■ **WORK TO BE COMPLETED**:
From the listing below, copy every line with the word "object".

++++++++

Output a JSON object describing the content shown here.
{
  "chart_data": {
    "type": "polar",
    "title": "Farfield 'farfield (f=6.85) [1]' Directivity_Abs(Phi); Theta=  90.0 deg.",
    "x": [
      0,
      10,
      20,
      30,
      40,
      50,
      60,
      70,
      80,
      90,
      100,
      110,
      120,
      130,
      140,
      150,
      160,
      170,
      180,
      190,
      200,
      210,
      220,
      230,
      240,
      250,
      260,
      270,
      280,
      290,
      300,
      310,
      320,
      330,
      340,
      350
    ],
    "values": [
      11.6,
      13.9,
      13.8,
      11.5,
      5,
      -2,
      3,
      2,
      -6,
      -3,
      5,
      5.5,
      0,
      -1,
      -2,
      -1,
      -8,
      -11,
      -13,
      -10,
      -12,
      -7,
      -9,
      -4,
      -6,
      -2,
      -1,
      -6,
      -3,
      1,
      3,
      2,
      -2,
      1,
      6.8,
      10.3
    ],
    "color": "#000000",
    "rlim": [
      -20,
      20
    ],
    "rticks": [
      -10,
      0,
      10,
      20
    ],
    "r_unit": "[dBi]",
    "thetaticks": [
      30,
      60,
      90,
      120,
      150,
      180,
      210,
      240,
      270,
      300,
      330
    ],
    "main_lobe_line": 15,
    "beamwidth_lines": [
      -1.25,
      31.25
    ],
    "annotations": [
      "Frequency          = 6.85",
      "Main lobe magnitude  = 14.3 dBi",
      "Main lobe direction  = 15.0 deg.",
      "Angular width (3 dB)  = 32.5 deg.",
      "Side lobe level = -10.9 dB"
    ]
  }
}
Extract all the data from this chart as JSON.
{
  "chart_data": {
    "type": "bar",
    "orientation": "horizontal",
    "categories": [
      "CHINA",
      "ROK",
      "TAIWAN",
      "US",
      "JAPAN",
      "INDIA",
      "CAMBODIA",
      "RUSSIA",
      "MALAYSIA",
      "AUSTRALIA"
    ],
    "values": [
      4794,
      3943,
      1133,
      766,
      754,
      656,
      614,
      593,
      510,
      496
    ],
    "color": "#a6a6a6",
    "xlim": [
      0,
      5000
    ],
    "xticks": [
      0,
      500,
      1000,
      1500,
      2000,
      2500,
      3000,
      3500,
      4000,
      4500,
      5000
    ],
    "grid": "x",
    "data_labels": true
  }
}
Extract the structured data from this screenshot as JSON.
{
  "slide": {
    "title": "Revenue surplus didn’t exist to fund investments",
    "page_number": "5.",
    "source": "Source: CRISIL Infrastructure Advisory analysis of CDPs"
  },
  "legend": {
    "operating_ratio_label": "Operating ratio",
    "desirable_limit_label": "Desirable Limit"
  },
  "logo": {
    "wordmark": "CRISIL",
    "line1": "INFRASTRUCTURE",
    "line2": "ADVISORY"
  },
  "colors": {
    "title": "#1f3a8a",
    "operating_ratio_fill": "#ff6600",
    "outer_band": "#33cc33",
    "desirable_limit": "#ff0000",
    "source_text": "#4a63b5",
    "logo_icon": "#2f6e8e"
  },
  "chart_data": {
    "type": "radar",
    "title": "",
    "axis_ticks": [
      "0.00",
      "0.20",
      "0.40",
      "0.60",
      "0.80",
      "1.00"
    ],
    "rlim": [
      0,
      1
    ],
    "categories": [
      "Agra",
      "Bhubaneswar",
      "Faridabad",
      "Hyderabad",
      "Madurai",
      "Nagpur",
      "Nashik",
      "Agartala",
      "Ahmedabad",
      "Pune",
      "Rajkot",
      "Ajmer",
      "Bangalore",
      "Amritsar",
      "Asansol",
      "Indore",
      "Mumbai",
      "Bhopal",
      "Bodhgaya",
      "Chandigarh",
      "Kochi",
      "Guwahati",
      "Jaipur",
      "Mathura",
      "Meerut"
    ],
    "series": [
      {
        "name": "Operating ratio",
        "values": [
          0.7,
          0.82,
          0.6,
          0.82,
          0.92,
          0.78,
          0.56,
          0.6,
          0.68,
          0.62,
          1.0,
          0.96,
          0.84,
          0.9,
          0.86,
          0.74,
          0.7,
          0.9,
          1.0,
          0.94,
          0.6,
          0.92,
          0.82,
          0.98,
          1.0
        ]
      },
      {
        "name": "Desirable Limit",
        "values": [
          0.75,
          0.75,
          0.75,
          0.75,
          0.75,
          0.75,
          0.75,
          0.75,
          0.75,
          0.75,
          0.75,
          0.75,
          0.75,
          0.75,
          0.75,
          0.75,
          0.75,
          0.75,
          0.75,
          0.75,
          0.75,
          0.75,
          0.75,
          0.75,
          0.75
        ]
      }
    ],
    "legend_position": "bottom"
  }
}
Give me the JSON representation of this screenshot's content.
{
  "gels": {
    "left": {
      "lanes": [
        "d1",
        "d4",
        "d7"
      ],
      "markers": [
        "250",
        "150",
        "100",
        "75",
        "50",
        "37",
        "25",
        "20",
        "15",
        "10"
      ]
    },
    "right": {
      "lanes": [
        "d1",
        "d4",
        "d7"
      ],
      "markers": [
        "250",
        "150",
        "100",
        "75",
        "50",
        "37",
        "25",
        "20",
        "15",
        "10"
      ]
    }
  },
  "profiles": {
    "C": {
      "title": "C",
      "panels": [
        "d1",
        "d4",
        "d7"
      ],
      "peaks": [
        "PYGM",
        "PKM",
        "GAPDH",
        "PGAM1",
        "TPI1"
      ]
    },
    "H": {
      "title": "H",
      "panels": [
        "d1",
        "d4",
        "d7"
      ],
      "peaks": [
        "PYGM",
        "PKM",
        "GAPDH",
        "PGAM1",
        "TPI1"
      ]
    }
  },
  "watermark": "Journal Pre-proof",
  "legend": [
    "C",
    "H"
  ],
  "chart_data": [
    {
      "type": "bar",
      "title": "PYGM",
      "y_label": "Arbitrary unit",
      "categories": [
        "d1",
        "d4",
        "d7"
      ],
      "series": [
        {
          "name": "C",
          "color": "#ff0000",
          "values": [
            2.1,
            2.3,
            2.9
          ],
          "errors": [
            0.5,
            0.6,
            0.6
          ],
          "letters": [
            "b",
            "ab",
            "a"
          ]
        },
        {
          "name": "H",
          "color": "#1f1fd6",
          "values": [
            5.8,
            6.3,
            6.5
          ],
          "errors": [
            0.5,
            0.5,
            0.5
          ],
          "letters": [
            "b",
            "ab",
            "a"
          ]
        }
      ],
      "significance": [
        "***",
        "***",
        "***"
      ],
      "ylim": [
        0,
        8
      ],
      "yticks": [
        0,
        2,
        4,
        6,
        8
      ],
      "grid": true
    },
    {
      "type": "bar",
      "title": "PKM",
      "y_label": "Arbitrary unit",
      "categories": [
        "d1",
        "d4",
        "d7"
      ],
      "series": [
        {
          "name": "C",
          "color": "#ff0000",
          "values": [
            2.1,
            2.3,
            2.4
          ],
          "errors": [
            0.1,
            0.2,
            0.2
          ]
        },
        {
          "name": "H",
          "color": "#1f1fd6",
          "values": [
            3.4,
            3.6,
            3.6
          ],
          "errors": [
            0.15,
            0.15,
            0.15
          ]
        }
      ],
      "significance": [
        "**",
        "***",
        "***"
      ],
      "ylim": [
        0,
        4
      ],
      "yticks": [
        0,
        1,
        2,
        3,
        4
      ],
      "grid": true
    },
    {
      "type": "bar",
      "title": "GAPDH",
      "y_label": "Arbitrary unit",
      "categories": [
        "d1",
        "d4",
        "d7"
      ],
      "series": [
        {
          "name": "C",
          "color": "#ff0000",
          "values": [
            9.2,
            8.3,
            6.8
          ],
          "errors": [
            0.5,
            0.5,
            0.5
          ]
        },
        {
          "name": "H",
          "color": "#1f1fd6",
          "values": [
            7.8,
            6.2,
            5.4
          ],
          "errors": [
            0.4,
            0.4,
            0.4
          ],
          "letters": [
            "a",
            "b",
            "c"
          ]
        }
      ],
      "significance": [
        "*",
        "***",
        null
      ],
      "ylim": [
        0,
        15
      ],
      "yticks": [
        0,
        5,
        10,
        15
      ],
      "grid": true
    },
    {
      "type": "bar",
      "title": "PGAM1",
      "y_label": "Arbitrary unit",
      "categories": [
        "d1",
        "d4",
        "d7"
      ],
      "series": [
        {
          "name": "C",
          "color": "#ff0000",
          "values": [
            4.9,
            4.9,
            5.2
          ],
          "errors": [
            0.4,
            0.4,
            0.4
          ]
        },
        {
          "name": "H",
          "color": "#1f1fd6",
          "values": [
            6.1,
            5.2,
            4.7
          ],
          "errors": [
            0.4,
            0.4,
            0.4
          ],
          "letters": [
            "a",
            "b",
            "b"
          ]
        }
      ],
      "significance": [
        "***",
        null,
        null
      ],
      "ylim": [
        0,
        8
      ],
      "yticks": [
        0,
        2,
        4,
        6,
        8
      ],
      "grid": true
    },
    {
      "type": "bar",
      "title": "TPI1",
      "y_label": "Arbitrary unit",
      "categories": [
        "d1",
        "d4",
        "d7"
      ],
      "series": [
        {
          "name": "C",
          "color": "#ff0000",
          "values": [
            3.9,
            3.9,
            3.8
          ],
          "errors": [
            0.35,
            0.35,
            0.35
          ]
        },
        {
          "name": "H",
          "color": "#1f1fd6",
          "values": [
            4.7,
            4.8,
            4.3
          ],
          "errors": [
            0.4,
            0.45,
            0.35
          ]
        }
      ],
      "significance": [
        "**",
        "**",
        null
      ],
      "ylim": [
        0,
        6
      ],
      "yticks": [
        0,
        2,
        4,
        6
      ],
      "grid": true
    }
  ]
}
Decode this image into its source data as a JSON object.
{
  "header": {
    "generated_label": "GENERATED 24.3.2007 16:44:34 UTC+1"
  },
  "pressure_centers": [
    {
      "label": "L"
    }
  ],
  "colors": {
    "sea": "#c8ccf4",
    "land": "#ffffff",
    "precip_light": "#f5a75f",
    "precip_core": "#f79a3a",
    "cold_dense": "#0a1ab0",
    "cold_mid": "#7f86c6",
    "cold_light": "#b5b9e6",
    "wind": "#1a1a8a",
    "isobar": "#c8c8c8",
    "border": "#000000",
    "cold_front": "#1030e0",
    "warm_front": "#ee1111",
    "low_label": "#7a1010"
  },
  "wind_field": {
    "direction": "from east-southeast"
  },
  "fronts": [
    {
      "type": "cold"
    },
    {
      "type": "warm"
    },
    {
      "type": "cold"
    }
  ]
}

++++++++

■ **SOLUTION FOR THIS PROBLEM**:
Output a JSON object describing the content shown here.
Decode this image into its source data as a JSON object.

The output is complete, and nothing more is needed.